→ PROBLEM DETAILS
Copy out the records word for word, from the very first line through the line that contains "cell-first-name[interactable]: Amaya [175,262,246,274]", and include that line.
▶
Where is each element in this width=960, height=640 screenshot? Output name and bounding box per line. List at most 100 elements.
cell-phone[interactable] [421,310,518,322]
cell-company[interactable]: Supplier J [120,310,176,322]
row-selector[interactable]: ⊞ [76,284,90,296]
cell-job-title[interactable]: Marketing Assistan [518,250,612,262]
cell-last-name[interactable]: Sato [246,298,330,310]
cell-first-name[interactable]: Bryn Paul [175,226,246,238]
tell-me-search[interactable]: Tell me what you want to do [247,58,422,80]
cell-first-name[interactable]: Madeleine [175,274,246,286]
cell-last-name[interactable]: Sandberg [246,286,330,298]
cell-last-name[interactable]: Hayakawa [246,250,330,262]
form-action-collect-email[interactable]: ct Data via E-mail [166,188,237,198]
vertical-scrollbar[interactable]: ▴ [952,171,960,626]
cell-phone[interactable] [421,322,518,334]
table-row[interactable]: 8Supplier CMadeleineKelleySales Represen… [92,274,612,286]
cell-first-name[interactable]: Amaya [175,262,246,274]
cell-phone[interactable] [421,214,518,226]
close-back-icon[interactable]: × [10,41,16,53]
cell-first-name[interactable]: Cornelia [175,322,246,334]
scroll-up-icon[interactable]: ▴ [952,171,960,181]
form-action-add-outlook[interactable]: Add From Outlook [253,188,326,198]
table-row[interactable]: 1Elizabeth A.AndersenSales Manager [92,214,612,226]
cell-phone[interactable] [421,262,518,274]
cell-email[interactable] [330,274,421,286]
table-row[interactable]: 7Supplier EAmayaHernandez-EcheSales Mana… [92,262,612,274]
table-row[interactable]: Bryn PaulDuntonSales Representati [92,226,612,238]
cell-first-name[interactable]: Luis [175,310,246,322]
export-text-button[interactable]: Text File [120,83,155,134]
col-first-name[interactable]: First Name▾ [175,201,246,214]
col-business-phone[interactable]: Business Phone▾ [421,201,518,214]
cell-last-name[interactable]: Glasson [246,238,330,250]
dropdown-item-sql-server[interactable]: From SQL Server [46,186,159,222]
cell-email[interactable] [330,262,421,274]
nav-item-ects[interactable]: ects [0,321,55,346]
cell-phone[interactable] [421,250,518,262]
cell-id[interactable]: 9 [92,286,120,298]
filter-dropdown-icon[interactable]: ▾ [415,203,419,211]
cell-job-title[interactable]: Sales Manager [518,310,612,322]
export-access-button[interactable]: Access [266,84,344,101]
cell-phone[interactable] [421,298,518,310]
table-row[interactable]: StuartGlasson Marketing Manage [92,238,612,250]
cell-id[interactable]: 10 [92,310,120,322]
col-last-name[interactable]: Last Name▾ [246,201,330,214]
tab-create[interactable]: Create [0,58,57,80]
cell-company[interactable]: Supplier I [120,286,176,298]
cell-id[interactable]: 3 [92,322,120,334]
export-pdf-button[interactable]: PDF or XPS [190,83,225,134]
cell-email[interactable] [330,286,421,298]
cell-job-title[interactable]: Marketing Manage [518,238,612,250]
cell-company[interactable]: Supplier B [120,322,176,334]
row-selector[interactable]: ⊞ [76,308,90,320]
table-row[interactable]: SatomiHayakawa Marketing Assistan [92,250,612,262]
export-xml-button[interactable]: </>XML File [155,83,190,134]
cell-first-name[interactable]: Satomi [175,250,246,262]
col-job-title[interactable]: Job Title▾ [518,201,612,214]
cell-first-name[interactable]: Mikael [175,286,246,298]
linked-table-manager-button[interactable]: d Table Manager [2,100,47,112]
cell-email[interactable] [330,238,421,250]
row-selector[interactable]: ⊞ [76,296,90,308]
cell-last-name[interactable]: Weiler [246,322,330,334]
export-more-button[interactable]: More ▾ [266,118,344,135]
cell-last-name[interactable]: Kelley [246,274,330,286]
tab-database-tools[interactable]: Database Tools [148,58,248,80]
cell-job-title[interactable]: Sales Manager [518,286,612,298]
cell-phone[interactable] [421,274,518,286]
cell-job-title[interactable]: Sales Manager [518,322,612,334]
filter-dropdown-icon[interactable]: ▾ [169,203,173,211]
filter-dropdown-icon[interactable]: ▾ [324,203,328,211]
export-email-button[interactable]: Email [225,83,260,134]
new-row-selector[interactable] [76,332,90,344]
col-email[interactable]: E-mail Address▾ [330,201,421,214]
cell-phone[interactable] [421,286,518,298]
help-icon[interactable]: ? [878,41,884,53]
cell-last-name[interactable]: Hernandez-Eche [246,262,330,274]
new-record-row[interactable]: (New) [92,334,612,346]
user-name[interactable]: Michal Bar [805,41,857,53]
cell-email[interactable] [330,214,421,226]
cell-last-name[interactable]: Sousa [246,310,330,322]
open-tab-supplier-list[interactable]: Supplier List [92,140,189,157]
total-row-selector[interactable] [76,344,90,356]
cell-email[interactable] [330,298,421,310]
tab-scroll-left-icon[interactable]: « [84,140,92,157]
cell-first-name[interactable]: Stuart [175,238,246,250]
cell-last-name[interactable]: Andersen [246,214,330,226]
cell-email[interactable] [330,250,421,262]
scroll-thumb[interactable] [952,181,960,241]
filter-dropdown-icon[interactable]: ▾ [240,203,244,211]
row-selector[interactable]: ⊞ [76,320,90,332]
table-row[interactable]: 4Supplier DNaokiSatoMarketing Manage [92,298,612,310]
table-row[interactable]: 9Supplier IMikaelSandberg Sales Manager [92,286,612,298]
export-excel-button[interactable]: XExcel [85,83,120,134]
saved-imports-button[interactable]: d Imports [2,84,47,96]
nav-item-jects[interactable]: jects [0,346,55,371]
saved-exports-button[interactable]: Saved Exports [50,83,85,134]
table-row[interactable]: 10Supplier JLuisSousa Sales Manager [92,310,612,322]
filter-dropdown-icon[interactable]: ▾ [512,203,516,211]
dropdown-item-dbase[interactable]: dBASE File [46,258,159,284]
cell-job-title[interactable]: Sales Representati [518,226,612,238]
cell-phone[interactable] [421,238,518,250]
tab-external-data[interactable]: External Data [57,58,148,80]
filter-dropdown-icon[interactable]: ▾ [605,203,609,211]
◀
→ COMPLETE OUTPUT
Where is each element in this width=960, height=640 screenshot? Output name and bounding box per line. List at most 100 elements.
cell-phone[interactable] [421,310,518,322]
cell-company[interactable]: Supplier J [120,310,176,322]
row-selector[interactable]: ⊞ [76,284,90,296]
cell-job-title[interactable]: Marketing Assistan [518,250,612,262]
cell-last-name[interactable]: Sato [246,298,330,310]
cell-first-name[interactable]: Bryn Paul [175,226,246,238]
tell-me-search[interactable]: Tell me what you want to do [247,58,422,80]
cell-first-name[interactable]: Madeleine [175,274,246,286]
cell-last-name[interactable]: Sandberg [246,286,330,298]
cell-last-name[interactable]: Hayakawa [246,250,330,262]
form-action-collect-email[interactable]: ct Data via E-mail [166,188,237,198]
vertical-scrollbar[interactable]: ▴ [952,171,960,626]
cell-phone[interactable] [421,322,518,334]
table-row[interactable]: 8Supplier CMadeleineKelleySales Represen… [92,274,612,286]
cell-first-name[interactable]: Amaya [175,262,246,274]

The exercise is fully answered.